The listing beneath should be written out in full, exactly as shown.
----------
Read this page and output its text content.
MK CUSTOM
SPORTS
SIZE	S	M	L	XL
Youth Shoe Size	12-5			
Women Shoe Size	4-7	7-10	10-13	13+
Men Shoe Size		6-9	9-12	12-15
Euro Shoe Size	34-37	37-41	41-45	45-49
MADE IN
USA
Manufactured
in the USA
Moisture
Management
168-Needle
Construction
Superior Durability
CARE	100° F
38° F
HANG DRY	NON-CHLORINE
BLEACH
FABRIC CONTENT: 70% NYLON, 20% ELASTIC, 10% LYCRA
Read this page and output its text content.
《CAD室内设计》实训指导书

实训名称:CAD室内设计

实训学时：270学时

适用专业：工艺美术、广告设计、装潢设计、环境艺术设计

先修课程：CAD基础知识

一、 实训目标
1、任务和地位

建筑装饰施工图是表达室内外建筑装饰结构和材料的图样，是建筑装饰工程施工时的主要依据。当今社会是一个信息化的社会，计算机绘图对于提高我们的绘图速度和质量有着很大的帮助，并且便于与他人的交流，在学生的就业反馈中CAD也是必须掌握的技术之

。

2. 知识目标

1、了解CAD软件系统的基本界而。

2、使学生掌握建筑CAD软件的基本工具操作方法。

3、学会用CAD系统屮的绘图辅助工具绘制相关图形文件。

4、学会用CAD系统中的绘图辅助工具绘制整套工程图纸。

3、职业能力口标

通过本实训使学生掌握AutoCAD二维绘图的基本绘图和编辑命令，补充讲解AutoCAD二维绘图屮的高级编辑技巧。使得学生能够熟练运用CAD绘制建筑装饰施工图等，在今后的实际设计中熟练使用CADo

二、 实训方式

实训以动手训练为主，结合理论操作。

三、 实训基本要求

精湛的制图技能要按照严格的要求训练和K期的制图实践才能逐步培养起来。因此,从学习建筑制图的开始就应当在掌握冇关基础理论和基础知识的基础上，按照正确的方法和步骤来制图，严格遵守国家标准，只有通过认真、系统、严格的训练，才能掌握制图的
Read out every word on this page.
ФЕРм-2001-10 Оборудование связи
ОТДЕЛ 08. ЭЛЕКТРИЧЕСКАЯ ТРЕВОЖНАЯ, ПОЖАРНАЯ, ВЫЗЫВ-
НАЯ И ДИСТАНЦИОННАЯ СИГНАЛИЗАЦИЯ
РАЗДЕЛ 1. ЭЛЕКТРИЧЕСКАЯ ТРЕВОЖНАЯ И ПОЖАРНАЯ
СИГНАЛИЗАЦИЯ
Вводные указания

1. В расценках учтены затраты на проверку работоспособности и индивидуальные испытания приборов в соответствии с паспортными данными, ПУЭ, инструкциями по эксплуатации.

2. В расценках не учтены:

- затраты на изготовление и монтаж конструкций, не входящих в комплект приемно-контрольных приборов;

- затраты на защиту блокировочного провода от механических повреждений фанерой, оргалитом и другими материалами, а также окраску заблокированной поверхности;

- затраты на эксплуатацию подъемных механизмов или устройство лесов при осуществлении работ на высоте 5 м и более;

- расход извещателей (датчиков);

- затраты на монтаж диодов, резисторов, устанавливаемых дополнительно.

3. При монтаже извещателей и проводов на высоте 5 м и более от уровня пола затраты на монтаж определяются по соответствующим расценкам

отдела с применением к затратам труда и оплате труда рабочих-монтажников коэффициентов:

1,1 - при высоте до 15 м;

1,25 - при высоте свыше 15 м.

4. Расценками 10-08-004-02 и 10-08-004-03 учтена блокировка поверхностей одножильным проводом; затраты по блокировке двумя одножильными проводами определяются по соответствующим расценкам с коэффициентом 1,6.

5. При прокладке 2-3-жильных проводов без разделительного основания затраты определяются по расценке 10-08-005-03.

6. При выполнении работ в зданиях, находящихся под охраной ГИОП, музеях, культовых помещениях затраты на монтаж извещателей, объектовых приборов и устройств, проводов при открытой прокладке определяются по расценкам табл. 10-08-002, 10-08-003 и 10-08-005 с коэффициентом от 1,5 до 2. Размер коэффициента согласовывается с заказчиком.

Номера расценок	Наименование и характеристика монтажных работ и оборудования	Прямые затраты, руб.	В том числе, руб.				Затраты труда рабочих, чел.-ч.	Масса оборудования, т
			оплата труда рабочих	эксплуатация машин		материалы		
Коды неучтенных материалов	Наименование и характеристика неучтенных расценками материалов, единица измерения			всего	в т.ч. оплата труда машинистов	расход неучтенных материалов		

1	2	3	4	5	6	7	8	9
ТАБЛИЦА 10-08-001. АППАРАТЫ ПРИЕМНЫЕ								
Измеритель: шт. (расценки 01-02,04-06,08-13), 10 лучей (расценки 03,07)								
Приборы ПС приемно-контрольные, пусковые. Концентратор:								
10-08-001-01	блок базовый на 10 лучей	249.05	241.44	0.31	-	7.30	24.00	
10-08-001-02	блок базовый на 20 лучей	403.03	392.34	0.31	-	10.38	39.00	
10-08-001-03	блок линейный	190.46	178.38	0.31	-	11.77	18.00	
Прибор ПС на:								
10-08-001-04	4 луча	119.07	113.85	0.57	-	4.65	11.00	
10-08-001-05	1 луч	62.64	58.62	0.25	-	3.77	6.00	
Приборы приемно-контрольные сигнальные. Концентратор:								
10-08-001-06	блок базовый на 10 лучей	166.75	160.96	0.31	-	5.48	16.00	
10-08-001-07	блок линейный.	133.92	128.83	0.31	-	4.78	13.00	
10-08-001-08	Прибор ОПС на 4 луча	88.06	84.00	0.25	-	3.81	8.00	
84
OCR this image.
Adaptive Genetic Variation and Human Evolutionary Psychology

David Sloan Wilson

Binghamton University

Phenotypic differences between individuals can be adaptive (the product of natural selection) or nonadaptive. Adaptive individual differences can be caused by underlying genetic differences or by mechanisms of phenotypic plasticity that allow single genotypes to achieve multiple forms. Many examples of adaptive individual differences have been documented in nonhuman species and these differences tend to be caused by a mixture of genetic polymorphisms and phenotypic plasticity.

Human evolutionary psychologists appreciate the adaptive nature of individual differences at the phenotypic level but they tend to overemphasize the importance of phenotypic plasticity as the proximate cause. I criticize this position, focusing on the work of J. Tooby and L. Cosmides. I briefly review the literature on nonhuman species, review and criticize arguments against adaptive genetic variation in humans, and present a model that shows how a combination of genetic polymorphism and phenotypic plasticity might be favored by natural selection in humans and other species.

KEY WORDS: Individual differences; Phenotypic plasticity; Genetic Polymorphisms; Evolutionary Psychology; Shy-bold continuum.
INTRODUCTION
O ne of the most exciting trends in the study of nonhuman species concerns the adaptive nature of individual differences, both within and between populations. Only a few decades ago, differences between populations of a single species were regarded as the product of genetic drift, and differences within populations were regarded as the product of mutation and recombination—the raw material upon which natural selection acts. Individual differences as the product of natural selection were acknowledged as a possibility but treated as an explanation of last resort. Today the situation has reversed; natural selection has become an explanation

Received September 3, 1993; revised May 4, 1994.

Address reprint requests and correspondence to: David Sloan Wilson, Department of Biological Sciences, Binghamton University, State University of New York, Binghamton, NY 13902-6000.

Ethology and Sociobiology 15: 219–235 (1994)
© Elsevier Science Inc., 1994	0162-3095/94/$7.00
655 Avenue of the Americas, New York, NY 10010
----------
### ANSWER FOR THE TASK:
Read this page and output its text content.
MK CUSTOM
SPORTS
SIZE	S	M	L	XL
Youth Shoe Size	12-5			
Women Shoe Size	4-7	7-10	10-13	13+
Men Shoe Size		6-9	9-12	12-15
Euro Shoe Size	34-37	37-41	41-45	45-49
MADE IN
USA
Manufactured
in the USA
Moisture
Management
168-Needle
Construction
Superior Durability
CARE	100° F
38° F
HANG DRY	NON-CHLORINE
BLEACH
FABRIC CONTENT: 70% NYLON, 20% ELASTIC, 10% LYCRA
Read this page and output its text content.
《CAD室内设计》实训指导书

实训名称:CAD室内设计

实训学时：270学时

适用专业：工艺美术、广告设计、装潢设计、环境艺术设计

先修课程：CAD基础知识

一、 实训目标
1、任务和地位

建筑装饰施工图是表达室内外建筑装饰结构和材料的图样，是建筑装饰工程施工时的主要依据。当今社会是一个信息化的社会，计算机绘图对于提高我们的绘图速度和质量有着很大的帮助，并且便于与他人的交流，在学生的就业反馈中CAD也是必须掌握的技术之

。

2. 知识目标

1、了解CAD软件系统的基本界而。

2、使学生掌握建筑CAD软件的基本工具操作方法。

3、学会用CAD系统屮的绘图辅助工具绘制相关图形文件。

4、学会用CAD系统中的绘图辅助工具绘制整套工程图纸。

3、职业能力口标

通过本实训使学生掌握AutoCAD二维绘图的基本绘图和编辑命令，补充讲解AutoCAD二维绘图屮的高级编辑技巧。使得学生能够熟练运用CAD绘制建筑装饰施工图等，在今后的实际设计中熟练使用CADo

二、 实训方式

实训以动手训练为主，结合理论操作。

三、 实训基本要求

精湛的制图技能要按照严格的要求训练和K期的制图实践才能逐步培养起来。因此,从学习建筑制图的开始就应当在掌握冇关基础理论和基础知识的基础上，按照正确的方法和步骤来制图，严格遵守国家标准，只有通过认真、系统、严格的训练，才能掌握制图的
Read out every word on this page.
ФЕРм-2001-10 Оборудование связи
ОТДЕЛ 08. ЭЛЕКТРИЧЕСКАЯ ТРЕВОЖНАЯ, ПОЖАРНАЯ, ВЫЗЫВ-
НАЯ И ДИСТАНЦИОННАЯ СИГНАЛИЗАЦИЯ
РАЗДЕЛ 1. ЭЛЕКТРИЧЕСКАЯ ТРЕВОЖНАЯ И ПОЖАРНАЯ
СИГНАЛИЗАЦИЯ
Вводные указания

1. В расценках учтены затраты на проверку работоспособности и индивидуальные испытания приборов в соответствии с паспортными данными, ПУЭ, инструкциями по эксплуатации.

2. В расценках не учтены:

- затраты на изготовление и монтаж конструкций, не входящих в комплект приемно-контрольных приборов;

- затраты на защиту блокировочного провода от механических повреждений фанерой, оргалитом и другими материалами, а также окраску заблокированной поверхности;

- затраты на эксплуатацию подъемных механизмов или устройство лесов при осуществлении работ на высоте 5 м и более;

- расход извещателей (датчиков);

- затраты на монтаж диодов, резисторов, устанавливаемых дополнительно.

3. При монтаже извещателей и проводов на высоте 5 м и более от уровня пола затраты на монтаж определяются по соответствующим расценкам

отдела с применением к затратам труда и оплате труда рабочих-монтажников коэффициентов:

1,1 - при высоте до 15 м;

1,25 - при высоте свыше 15 м.

4. Расценками 10-08-004-02 и 10-08-004-03 учтена блокировка поверхностей одножильным проводом; затраты по блокировке двумя одножильными проводами определяются по соответствующим расценкам с коэффициентом 1,6.

5. При прокладке 2-3-жильных проводов без разделительного основания затраты определяются по расценке 10-08-005-03.

6. При выполнении работ в зданиях, находящихся под охраной ГИОП, музеях, культовых помещениях затраты на монтаж извещателей, объектовых приборов и устройств, проводов при открытой прокладке определяются по расценкам табл. 10-08-002, 10-08-003 и 10-08-005 с коэффициентом от 1,5 до 2. Размер коэффициента согласовывается с заказчиком.

Номера расценок	Наименование и характеристика монтажных работ и оборудования	Прямые затраты, руб.	В том числе, руб.				Затраты труда рабочих, чел.-ч.	Масса оборудования, т
			оплата труда рабочих	эксплуатация машин		материалы		
Коды неучтенных материалов	Наименование и характеристика неучтенных расценками материалов, единица измерения			всего	в т.ч. оплата труда машинистов	расход неучтенных материалов		

1	2	3	4	5	6	7	8	9
ТАБЛИЦА 10-08-001. АППАРАТЫ ПРИЕМНЫЕ								
Измеритель: шт. (расценки 01-02,04-06,08-13), 10 лучей (расценки 03,07)								
Приборы ПС приемно-контрольные, пусковые. Концентратор:								
10-08-001-01	блок базовый на 10 лучей	249.05	241.44	0.31	-	7.30	24.00	
10-08-001-02	блок базовый на 20 лучей	403.03	392.34	0.31	-	10.38	39.00	
10-08-001-03	блок линейный	190.46	178.38	0.31	-	11.77	18.00	
Прибор ПС на:								
10-08-001-04	4 луча	119.07	113.85	0.57	-	4.65	11.00	
10-08-001-05	1 луч	62.64	58.62	0.25	-	3.77	6.00	
Приборы приемно-контрольные сигнальные. Концентратор:								
10-08-001-06	блок базовый на 10 лучей	166.75	160.96	0.31	-	5.48	16.00	
10-08-001-07	блок линейный.	133.92	128.83	0.31	-	4.78	13.00	
10-08-001-08	Прибор ОПС на 4 луча	88.06	84.00	0.25	-	3.81	8.00	
84
OCR this image.
Adaptive Genetic Variation and Human Evolutionary Psychology

David Sloan Wilson

Binghamton University

Phenotypic differences between individuals can be adaptive (the product of natural selection) or nonadaptive. Adaptive individual differences can be caused by underlying genetic differences or by mechanisms of phenotypic plasticity that allow single genotypes to achieve multiple forms. Many examples of adaptive individual differences have been documented in nonhuman species and these differences tend to be caused by a mixture of genetic polymorphisms and phenotypic plasticity.

Human evolutionary psychologists appreciate the adaptive nature of individual differences at the phenotypic level but they tend to overemphasize the importance of phenotypic plasticity as the proximate cause. I criticize this position, focusing on the work of J. Tooby and L. Cosmides. I briefly review the literature on nonhuman species, review and criticize arguments against adaptive genetic variation in humans, and present a model that shows how a combination of genetic polymorphism and phenotypic plasticity might be favored by natural selection in humans and other species.

KEY WORDS: Individual differences; Phenotypic plasticity; Genetic Polymorphisms; Evolutionary Psychology; Shy-bold continuum.
INTRODUCTION
O ne of the most exciting trends in the study of nonhuman species concerns the adaptive nature of individual differences, both within and between populations. Only a few decades ago, differences between populations of a single species were regarded as the product of genetic drift, and differences within populations were regarded as the product of mutation and recombination—the raw material upon which natural selection acts. Individual differences as the product of natural selection were acknowledged as a possibility but treated as an explanation of last resort. Today the situation has reversed; natural selection has become an explanation

Received September 3, 1993; revised May 4, 1994.

Address reprint requests and correspondence to: David Sloan Wilson, Department of Biological Sciences, Binghamton University, State University of New York, Binghamton, NY 13902-6000.

Ethology and Sociobiology 15: 219–235 (1994)
© Elsevier Science Inc., 1994	0162-3095/94/$7.00
655 Avenue of the Americas, New York, NY 10010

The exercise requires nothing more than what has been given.